◆ **DATA SHOWN**

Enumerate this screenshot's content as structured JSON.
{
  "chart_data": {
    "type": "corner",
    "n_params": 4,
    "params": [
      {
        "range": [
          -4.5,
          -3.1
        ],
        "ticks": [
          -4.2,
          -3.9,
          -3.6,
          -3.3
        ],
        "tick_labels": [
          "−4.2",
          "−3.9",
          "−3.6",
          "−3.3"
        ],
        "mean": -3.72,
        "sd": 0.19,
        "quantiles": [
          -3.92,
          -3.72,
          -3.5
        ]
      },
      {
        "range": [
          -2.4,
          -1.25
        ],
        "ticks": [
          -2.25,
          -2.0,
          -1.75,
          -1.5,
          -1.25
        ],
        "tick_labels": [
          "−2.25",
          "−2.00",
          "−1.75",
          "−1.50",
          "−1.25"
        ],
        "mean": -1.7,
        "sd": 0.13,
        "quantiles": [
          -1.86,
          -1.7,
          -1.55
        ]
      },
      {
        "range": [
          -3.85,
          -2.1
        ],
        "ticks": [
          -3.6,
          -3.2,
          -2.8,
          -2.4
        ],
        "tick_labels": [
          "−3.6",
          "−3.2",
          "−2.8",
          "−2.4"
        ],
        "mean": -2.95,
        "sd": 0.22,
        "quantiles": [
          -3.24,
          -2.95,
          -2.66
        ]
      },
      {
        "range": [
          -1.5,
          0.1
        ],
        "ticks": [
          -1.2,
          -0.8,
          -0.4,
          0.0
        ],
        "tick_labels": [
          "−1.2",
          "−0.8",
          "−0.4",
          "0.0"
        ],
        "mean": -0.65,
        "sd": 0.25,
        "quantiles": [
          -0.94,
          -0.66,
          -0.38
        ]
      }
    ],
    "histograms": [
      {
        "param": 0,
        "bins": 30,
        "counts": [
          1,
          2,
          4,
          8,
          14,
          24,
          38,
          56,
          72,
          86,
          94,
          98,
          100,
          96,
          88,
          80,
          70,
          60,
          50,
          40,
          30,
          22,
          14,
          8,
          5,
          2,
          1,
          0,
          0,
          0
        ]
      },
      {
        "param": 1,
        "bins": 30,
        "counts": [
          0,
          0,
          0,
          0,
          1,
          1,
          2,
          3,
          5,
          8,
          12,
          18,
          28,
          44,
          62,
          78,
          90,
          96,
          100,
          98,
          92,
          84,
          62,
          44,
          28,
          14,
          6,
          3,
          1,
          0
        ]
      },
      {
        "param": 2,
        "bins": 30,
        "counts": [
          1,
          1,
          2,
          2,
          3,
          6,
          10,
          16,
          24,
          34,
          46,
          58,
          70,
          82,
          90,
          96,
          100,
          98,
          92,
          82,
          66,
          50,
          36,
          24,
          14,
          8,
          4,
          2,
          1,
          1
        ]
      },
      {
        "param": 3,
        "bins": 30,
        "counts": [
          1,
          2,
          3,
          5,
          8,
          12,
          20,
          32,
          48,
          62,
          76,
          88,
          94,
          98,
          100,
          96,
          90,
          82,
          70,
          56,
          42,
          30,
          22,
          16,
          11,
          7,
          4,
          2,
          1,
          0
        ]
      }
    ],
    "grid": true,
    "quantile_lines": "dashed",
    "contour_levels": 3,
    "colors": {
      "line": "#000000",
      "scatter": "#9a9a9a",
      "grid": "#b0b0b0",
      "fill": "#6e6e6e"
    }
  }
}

◆ **EXERCISE BRIEF**
Reproduce the listing above word for word.

◆ **OUTPUT**
Enumerate this screenshot's content as structured JSON.
{
  "chart_data": {
    "type": "corner",
    "n_params": 4,
    "params": [
      {
        "range": [
          -4.5,
          -3.1
        ],
        "ticks": [
          -4.2,
          -3.9,
          -3.6,
          -3.3
        ],
        "tick_labels": [
          "−4.2",
          "−3.9",
          "−3.6",
          "−3.3"
        ],
        "mean": -3.72,
        "sd": 0.19,
        "quantiles": [
          -3.92,
          -3.72,
          -3.5
        ]
      },
      {
        "range": [
          -2.4,
          -1.25
        ],
        "ticks": [
          -2.25,
          -2.0,
          -1.75,
          -1.5,
          -1.25
        ],
        "tick_labels": [
          "−2.25",
          "−2.00",
          "−1.75",
          "−1.50",
          "−1.25"
        ],
        "mean": -1.7,
        "sd": 0.13,
        "quantiles": [
          -1.86,
          -1.7,
          -1.55
        ]
      },
      {
        "range": [
          -3.85,
          -2.1
        ],
        "ticks": [
          -3.6,
          -3.2,
          -2.8,
          -2.4
        ],
        "tick_labels": [
          "−3.6",
          "−3.2",
          "−2.8",
          "−2.4"
        ],
        "mean": -2.95,
        "sd": 0.22,
        "quantiles": [
          -3.24,
          -2.95,
          -2.66
        ]
      },
      {
        "range": [
          -1.5,
          0.1
        ],
        "ticks": [
          -1.2,
          -0.8,
          -0.4,
          0.0
        ],
        "tick_labels": [
          "−1.2",
          "−0.8",
          "−0.4",
          "0.0"
        ],
        "mean": -0.65,
        "sd": 0.25,
        "quantiles": [
          -0.94,
          -0.66,
          -0.38
        ]
      }
    ],
    "histograms": [
      {
        "param": 0,
        "bins": 30,
        "counts": [
          1,
          2,
          4,
          8,
          14,
          24,
          38,
          56,
          72,
          86,
          94,
          98,
          100,
          96,
          88,
          80,
          70,
          60,
          50,
          40,
          30,
          22,
          14,
          8,
          5,
          2,
          1,
          0,
          0,
          0
        ]
      },
      {
        "param": 1,
        "bins": 30,
        "counts": [
          0,
          0,
          0,
          0,
          1,
          1,
          2,
          3,
          5,
          8,
          12,
          18,
          28,
          44,
          62,
          78,
          90,
          96,
          100,
          98,
          92,
          84,
          62,
          44,
          28,
          14,
          6,
          3,
          1,
          0
        ]
      },
      {
        "param": 2,
        "bins": 30,
        "counts": [
          1,
          1,
          2,
          2,
          3,
          6,
          10,
          16,
          24,
          34,
          46,
          58,
          70,
          82,
          90,
          96,
          100,
          98,
          92,
          82,
          66,
          50,
          36,
          24,
          14,
          8,
          4,
          2,
          1,
          1
        ]
      },
      {
        "param": 3,
        "bins": 30,
        "counts": [
          1,
          2,
          3,
          5,
          8,
          12,
          20,
          32,
          48,
          62,
          76,
          88,
          94,
          98,
          100,
          96,
          90,
          82,
          70,
          56,
          42,
          30,
          22,
          16,
          11,
          7,
          4,
          2,
          1,
          0
        ]
      }
    ],
    "grid": true,
    "quantile_lines": "dashed",
    "contour_levels": 3,
    "colors": {
      "line": "#000000",
      "scatter": "#9a9a9a",
      "grid": "#b0b0b0",
      "fill": "#6e6e6e"
    }
  }
}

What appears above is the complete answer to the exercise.